What is being asked
Return each line containing "Разрешение".

__________

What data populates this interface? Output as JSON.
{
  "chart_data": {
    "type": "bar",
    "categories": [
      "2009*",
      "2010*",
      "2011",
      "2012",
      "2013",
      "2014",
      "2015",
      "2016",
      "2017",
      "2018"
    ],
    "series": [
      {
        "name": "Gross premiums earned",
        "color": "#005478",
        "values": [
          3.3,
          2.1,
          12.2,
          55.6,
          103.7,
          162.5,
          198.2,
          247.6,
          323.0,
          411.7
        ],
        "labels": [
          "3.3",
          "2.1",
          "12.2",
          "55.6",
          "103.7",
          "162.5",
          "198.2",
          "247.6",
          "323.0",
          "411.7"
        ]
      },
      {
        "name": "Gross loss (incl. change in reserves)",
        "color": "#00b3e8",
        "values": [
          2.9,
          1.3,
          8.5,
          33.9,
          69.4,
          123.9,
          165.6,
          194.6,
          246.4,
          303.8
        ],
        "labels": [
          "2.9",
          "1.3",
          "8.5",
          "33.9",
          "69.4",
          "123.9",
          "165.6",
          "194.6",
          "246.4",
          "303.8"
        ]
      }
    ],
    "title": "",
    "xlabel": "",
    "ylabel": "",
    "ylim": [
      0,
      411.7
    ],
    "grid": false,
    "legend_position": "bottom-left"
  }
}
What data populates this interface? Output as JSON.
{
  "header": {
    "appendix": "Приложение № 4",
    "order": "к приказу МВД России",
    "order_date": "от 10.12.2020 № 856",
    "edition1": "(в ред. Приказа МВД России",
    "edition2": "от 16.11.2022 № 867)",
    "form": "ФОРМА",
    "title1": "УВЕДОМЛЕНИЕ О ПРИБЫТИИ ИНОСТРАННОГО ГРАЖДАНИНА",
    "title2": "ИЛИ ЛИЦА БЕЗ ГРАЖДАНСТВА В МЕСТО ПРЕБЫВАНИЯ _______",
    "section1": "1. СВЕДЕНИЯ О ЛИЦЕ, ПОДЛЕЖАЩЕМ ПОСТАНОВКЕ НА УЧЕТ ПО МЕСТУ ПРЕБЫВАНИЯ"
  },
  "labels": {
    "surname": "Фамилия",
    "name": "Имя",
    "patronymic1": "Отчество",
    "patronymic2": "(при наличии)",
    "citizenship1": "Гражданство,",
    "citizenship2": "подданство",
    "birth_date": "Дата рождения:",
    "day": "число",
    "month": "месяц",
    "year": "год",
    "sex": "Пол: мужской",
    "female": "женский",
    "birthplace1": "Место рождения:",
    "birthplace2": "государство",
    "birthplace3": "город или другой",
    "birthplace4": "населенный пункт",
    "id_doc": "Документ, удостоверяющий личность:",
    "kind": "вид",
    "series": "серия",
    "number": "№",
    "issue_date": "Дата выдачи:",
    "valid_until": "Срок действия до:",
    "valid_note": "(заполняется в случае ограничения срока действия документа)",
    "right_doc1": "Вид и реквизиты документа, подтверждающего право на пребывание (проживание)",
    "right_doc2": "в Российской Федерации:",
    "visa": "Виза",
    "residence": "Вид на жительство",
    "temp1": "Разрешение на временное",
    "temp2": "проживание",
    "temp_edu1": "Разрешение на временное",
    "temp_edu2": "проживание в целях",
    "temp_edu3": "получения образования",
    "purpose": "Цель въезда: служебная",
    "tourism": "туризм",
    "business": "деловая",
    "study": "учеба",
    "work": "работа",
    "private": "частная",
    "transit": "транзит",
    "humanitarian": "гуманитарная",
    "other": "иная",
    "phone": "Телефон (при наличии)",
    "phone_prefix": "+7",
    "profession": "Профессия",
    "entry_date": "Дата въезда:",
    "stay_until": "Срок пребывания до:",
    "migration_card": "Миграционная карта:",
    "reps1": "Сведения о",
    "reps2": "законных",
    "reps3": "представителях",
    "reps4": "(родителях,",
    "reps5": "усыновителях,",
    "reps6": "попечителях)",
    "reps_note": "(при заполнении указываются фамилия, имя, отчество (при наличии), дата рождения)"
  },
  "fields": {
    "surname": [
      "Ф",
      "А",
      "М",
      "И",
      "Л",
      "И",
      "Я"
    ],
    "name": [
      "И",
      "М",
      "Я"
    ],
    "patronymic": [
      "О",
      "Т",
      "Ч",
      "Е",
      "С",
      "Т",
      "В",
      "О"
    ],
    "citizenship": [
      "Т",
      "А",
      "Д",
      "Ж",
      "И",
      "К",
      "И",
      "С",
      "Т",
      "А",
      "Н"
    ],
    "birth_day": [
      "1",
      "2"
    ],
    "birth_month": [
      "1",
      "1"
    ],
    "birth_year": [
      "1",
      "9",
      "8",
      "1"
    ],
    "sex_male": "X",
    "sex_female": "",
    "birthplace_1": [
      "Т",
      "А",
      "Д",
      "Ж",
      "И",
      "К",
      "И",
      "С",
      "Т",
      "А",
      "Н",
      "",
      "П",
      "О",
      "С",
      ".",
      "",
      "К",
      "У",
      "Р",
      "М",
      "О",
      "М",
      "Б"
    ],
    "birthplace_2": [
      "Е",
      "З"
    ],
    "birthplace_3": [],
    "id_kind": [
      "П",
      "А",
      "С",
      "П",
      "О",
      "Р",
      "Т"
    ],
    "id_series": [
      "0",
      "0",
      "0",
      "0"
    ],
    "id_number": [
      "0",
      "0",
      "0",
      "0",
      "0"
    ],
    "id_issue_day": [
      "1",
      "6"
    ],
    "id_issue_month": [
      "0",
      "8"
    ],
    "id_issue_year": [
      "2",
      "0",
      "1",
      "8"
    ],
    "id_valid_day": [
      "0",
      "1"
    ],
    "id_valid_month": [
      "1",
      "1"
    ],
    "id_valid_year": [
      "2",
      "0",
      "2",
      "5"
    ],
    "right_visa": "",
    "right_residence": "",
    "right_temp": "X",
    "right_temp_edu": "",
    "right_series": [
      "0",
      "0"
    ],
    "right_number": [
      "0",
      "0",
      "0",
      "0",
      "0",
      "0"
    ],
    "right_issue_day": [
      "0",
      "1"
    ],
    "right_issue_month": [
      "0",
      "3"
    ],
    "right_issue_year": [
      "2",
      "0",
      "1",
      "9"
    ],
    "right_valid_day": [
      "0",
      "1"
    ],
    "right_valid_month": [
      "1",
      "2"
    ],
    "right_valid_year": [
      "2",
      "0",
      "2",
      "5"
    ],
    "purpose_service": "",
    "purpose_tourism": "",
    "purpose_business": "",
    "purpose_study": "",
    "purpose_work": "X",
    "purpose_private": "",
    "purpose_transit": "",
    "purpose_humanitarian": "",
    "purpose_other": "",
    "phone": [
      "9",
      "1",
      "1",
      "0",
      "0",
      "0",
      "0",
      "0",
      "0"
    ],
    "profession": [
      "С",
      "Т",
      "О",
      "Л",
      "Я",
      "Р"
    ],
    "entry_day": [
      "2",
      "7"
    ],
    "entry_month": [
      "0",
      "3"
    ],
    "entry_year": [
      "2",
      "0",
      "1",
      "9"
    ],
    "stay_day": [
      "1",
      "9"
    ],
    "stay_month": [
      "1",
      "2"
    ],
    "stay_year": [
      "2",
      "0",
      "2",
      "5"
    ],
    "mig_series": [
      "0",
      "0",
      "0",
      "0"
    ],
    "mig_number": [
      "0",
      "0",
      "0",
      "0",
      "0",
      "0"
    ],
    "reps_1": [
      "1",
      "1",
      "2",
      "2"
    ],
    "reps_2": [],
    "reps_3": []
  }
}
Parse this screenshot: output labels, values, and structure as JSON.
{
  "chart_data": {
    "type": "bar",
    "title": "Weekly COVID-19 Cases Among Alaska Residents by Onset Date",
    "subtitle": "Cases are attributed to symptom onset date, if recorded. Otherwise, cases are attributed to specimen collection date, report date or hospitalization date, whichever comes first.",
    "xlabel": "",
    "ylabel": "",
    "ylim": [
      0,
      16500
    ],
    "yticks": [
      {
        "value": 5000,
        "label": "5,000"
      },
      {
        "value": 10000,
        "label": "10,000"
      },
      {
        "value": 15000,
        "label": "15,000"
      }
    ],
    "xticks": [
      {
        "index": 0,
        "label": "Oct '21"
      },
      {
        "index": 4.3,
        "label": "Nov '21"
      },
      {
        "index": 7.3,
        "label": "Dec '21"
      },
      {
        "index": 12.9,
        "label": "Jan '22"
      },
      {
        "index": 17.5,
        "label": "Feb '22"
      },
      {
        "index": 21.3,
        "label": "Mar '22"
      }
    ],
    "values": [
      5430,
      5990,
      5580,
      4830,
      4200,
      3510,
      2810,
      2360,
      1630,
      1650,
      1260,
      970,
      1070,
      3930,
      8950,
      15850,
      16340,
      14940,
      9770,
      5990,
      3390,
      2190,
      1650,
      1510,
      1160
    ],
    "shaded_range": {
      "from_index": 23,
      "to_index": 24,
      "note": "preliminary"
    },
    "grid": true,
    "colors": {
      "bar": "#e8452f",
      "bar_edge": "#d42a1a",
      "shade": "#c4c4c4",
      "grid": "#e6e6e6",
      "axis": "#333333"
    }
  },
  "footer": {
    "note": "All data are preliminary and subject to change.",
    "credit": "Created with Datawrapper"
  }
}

__________

Solution to the problem
    "temp1": "Разрешение на временное",
    "temp_edu1": "Разрешение на временное",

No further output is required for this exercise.